SOURCE DOCUMENT:
Top 3 Zombie movies – Without counting any of the EVIL DEAD FILMS which really aren’t ‘zombies’ at all but should be classified under the category of demonic procession/monsters.

  1. DAWN OF THE DEAD (1978) - Often cited as my favorite film EVER
  2. DEAD ALIVE/ BRAIN DEAD (If you want to show off) – No one has ever done splatter comedy as successful (or in such a mass quantity)
  3. THE BEYOND – Barely a Zombie film, but this always sneaks on to people’s list and you’ll be hard pressed to find a more hypnotic collection of horror set pieces with that Italian Exploitation shine that just can’t be recreated.

Last night my girlfriend put on HIGH FIDELITY before bed, so I sat down and watched a film that I whole heartedly love from top to bottom. John Cusak is charming in it, Director Stephen Frears translates the book with ease into cinematic form without losing any of its playfulness, and Jack Black gives one of his most rock solid character performances. It’s the kind of movie that almost everyone that loves music/movies/statues can relate too, so it’s easy fodder for someone like me to talk about.

For all its pop-culture savvy and cinematic stylistic tricks, one the most interesting part of HIGH FIDELITY is that it makes no bones about making its main character a self-absorbed nitwit with zero interest in anyone but himself…so it’s exactly like me/you/that person that’s sitting beside you on the bus! The trick of having someone that’s a terrible person be the centre of attention in a film is to get the audience to sympathize with their plight by getting an actor with an affable screen presence – and there’s no more suited to that role then the rumpled charm of John Cusak. As I talked about in the last article I wrote about GROSSE POINT BLANK Cusak works because the audience brings its own baggage to the table in their perception of him. Sure, he’s flawed, but he’s kind of a FUN GUY, he’s self-aware, and he’s actively looking to figure out where his spot in life is. It would have been easy to make him more ‘likable’ or ‘friendly’, but by sticking him in a mindset that allows him to react realistically dour to the situations we can more easily say “Hey! That’s what I would have done too.

At one point John Cusak/Nick Hornby/The Projection of Every Self Centered Pop Culture Obsessed Person Ever say something along the lines of “I know it’s shallow, but you have to judge people by the stuff they own” It’s interesting to reach your mid-twenties, because that’s a period in people’s lives where the STUFF THEY LIKE and the STUFF THEY HATE have pretty much solidified. Sure, new elements and obsessions can be discovered, but there are a certain number of walls that rise up to narrow interests into what you TRULY love.  In my personal experience, if someone loves movies, then they will continue to love movies (unless someone mentally stamps it out), and if it’s been nothing but a mere trifling distraction for the first twenty some years of someone’s life, and then it will continue to be something they put on in the background to drown out the dullness of life. People CAN still fall in love with new things, but these new things will often fall into broad categories of things they already do love.  You can have things fall into your field of vision, but you rarely go out and hunt them down.

DATASET:
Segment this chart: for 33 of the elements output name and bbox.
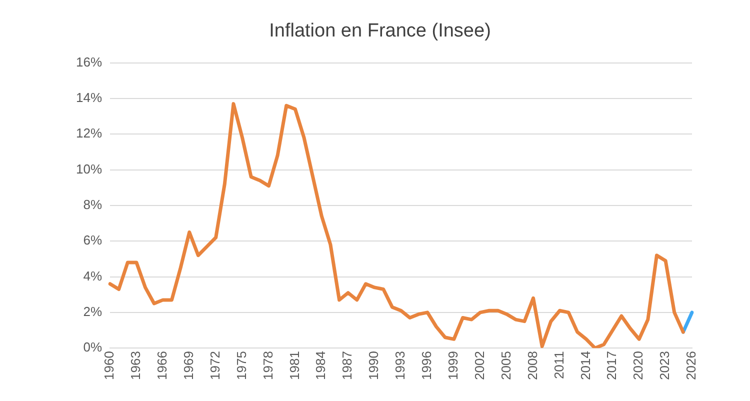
- x-tick-label: 2011: [551, 351, 566, 380]
- x-tick-label: 2020: [630, 351, 646, 380]
- x-tick-label: 1969: [180, 351, 196, 380]
- y-tick-label: 10%: [76, 161, 102, 176]
- x-tick-label: 2005: [498, 351, 514, 380]
- x-tick-label: 1963: [128, 351, 144, 380]
- x-tick-label: 2002: [472, 351, 487, 380]
- x-tick-label: 1990: [366, 351, 382, 380]
- y-tick-label: 16%: [76, 54, 102, 70]
- x-tick-label: 1987: [340, 351, 355, 380]
- y-tick-label: 2%: [83, 304, 102, 319]
- chart-title: Inflation en France (Insee): [269, 20, 491, 42]
- x-tick-label: 1975: [234, 351, 249, 380]
- y-tick-label: 4%: [83, 268, 102, 284]
- x-tick-label: 1972: [207, 351, 222, 380]
- y-tick-label: 0%: [83, 340, 102, 355]
- x-tick-label: 1966: [154, 351, 170, 380]
- x-tick-label: 2017: [604, 351, 620, 380]
- y-tick-label: 8%: [83, 197, 102, 212]
- x-tick-label: 1960: [102, 351, 117, 380]
- x-tick-label: 1984: [313, 351, 328, 380]
- x-tick-label: 1978: [260, 351, 276, 380]
- x-tick-label: 1996: [419, 351, 434, 380]
- x-tick-label: 2023: [657, 351, 672, 380]
- y-tick-label: 6%: [83, 232, 102, 248]
- y-tick-label: 12%: [76, 126, 102, 141]
- x-tick-label: 2026: [684, 351, 699, 380]
- x-tick-label: 2014: [578, 351, 593, 380]
- x-tick-label: 1999: [445, 351, 460, 380]
- y-tick-label: 14%: [76, 90, 102, 106]
- x-tick-label: 1981: [286, 351, 302, 380]
- x-tick-label: 2008: [524, 351, 540, 380]
- x-tick-label: 1993: [392, 351, 408, 380]
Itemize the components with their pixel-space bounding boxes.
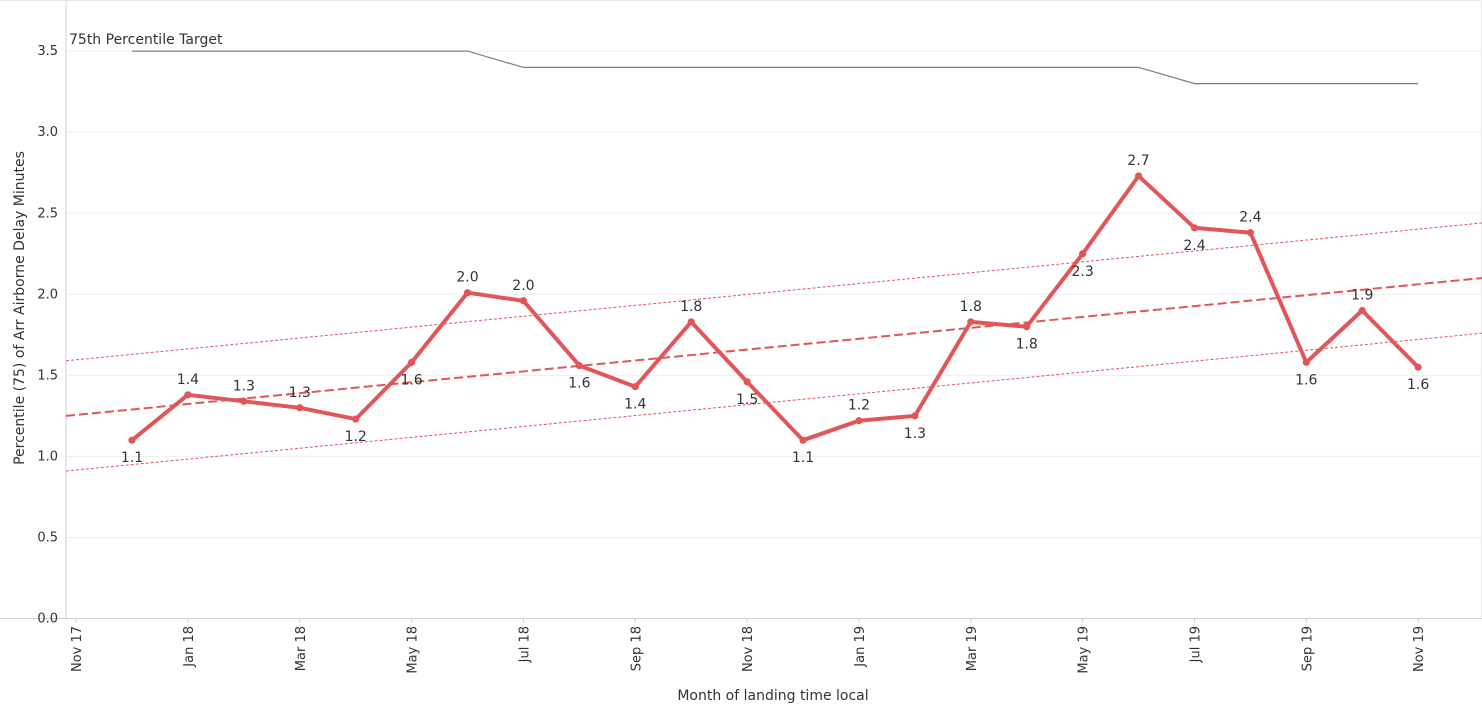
data-point	[240, 397, 248, 405]
y-tick-label: 2.5	[37, 206, 58, 221]
data-label: 1.6	[568, 376, 590, 392]
x-axis-title: Month of landing time local	[677, 688, 868, 704]
y-tick-label: 2.0	[37, 287, 58, 302]
data-label: 1.3	[289, 385, 311, 401]
y-tick-label: 0.5	[37, 530, 58, 545]
data-label: 1.2	[345, 429, 367, 445]
data-label: 1.3	[233, 378, 255, 394]
data-point	[1134, 172, 1143, 180]
axes	[0, 0, 1482, 619]
data-label: 1.9	[1351, 288, 1373, 304]
x-tick-label: Sep 18	[629, 626, 644, 671]
data-label: 2.4	[1239, 210, 1261, 226]
series-line	[130, 174, 1421, 443]
x-tick-label: Jan 19	[853, 626, 868, 668]
y-axis-title: Percentile (75) of Arr Airborne Delay Mi…	[12, 151, 28, 465]
data-point	[687, 318, 695, 326]
y-tick-label: 0.0	[37, 612, 58, 627]
data-label: 2.3	[1072, 264, 1094, 280]
data-label: 1.6	[1295, 372, 1317, 388]
data-point	[1246, 229, 1254, 237]
data-label: 1.3	[904, 426, 926, 442]
data-points	[128, 172, 1422, 444]
data-label: 1.8	[1016, 337, 1038, 353]
gridlines	[66, 50, 1482, 538]
data-point	[855, 417, 863, 425]
x-tick-label: Nov 19	[1412, 626, 1427, 672]
data-point	[743, 378, 751, 386]
data-point	[1190, 224, 1199, 232]
y-tick-label: 1.5	[37, 368, 58, 383]
data-point	[128, 436, 136, 444]
data-point	[1023, 323, 1031, 331]
data-point	[911, 412, 919, 420]
data-label: 1.1	[121, 450, 143, 466]
y-axis-ticks: 0.0 0.5 1.0 1.5 2.0 2.5 3.0 3.5	[37, 44, 58, 626]
data-label: 2.0	[456, 270, 478, 286]
data-point	[1079, 250, 1087, 258]
data-point	[408, 358, 416, 366]
data-point	[296, 404, 304, 412]
trend-lower-band	[65, 332, 1482, 472]
x-tick-label: Nov 18	[741, 626, 756, 672]
data-point	[1302, 358, 1310, 366]
data-label: 1.6	[400, 372, 422, 388]
y-tick-label: 3.0	[37, 125, 58, 140]
data-label: 1.4	[177, 372, 199, 388]
x-tick-label: May 18	[406, 626, 421, 674]
series-group	[130, 174, 1421, 443]
data-point	[575, 362, 583, 370]
data-label: 1.8	[960, 299, 982, 315]
data-label: 1.8	[680, 299, 702, 315]
data-label: 2.4	[1183, 238, 1205, 254]
data-label: 1.5	[736, 392, 758, 408]
target-label: 75th Percentile Target	[69, 32, 223, 48]
data-point	[799, 436, 807, 444]
data-point	[1414, 363, 1422, 371]
y-tick-label: 3.5	[37, 44, 58, 59]
trend-lines	[65, 222, 1482, 472]
trend-line	[65, 277, 1482, 417]
target-line-group	[132, 50, 1419, 85]
x-tick-label: Mar 19	[965, 626, 980, 671]
y-tick-label: 1.0	[37, 449, 58, 464]
data-label: 1.2	[848, 398, 870, 414]
x-tick-label: Jul 19	[1188, 626, 1203, 663]
data-point	[1358, 306, 1366, 315]
data-point	[352, 415, 360, 423]
data-label: 1.6	[1407, 377, 1429, 393]
data-point	[184, 391, 192, 399]
data-point	[631, 383, 639, 391]
data-label: 2.0	[512, 278, 534, 294]
x-tick-label: May 19	[1077, 626, 1092, 674]
trend-upper-band	[65, 222, 1482, 362]
data-label: 1.1	[792, 450, 814, 466]
data-point	[519, 297, 528, 305]
x-tick-label: Jul 18	[517, 626, 532, 663]
x-tick-label: Sep 19	[1300, 626, 1315, 671]
data-point	[463, 289, 472, 297]
data-label: 1.4	[624, 397, 646, 413]
x-axis-ticks: Nov 17 Jan 18 Mar 18 May 18 Jul 18 Sep 18 Nov …	[70, 618, 1427, 674]
data-label: 2.7	[1127, 153, 1149, 169]
x-tick-label: Nov 17	[70, 626, 85, 672]
x-tick-label: Mar 18	[294, 626, 309, 671]
target-line	[132, 50, 1419, 85]
x-tick-label: Jan 18	[182, 626, 197, 668]
data-labels: 1.1 1.4 1.3 1.3 1.2 1.6 2.0 2.0 1.6 1.4 1.8 1.5 1.1 1…	[121, 153, 1430, 466]
data-point	[967, 318, 975, 326]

WORK TO DO:
1/ Rewrite the movie blog post between "Top 3 Zombie" and "a mass quantity)", inclusive, substituting "gore comedy" for "splatter comedy".
2/ According to the movie blog post, who directed HIGH FIDELITY?

SOLVED TASKS:
1/
Top 3 Zombie movies – Without counting any of the EVIL DEAD FILMS which really aren’t ‘zombies’ at all but should be classified under the category of demonic procession/monsters.

  1. DAWN OF THE DEAD (1978) - Often cited as my favorite film EVER
  2. DEAD ALIVE/ BRAIN DEAD (If you want to show off) – No one has ever done gore comedy as successful (or in such a mass quantity)

2/ Stephen Frears